Dataset records:
..........

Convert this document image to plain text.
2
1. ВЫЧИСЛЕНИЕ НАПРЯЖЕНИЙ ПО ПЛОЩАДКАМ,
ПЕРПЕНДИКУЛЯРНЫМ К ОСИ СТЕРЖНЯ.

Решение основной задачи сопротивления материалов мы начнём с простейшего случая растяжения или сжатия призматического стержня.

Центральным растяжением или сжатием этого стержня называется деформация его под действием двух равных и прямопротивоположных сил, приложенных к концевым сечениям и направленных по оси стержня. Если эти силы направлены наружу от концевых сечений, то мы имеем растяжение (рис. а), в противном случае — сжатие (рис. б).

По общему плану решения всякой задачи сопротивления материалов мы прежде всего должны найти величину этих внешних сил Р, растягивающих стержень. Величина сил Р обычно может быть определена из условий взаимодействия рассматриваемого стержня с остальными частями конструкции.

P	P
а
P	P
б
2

..........

* **Exercise task**:
Write the entries again, exactly as they stand.

* **Exercise answer**:
Convert this document image to plain text.
2
1. ВЫЧИСЛЕНИЕ НАПРЯЖЕНИЙ ПО ПЛОЩАДКАМ,
ПЕРПЕНДИКУЛЯРНЫМ К ОСИ СТЕРЖНЯ.

Решение основной задачи сопротивления материалов мы начнём с простейшего случая растяжения или сжатия призматического стержня.

Центральным растяжением или сжатием этого стержня называется деформация его под действием двух равных и прямопротивоположных сил, приложенных к концевым сечениям и направленных по оси стержня. Если эти силы направлены наружу от концевых сечений, то мы имеем растяжение (рис. а), в противном случае — сжатие (рис. б).

По общему плану решения всякой задачи сопротивления материалов мы прежде всего должны найти величину этих внешних сил Р, растягивающих стержень. Величина сил Р обычно может быть определена из условий взаимодействия рассматриваемого стержня с остальными частями конструкции.

P	P
а
P	P
б
2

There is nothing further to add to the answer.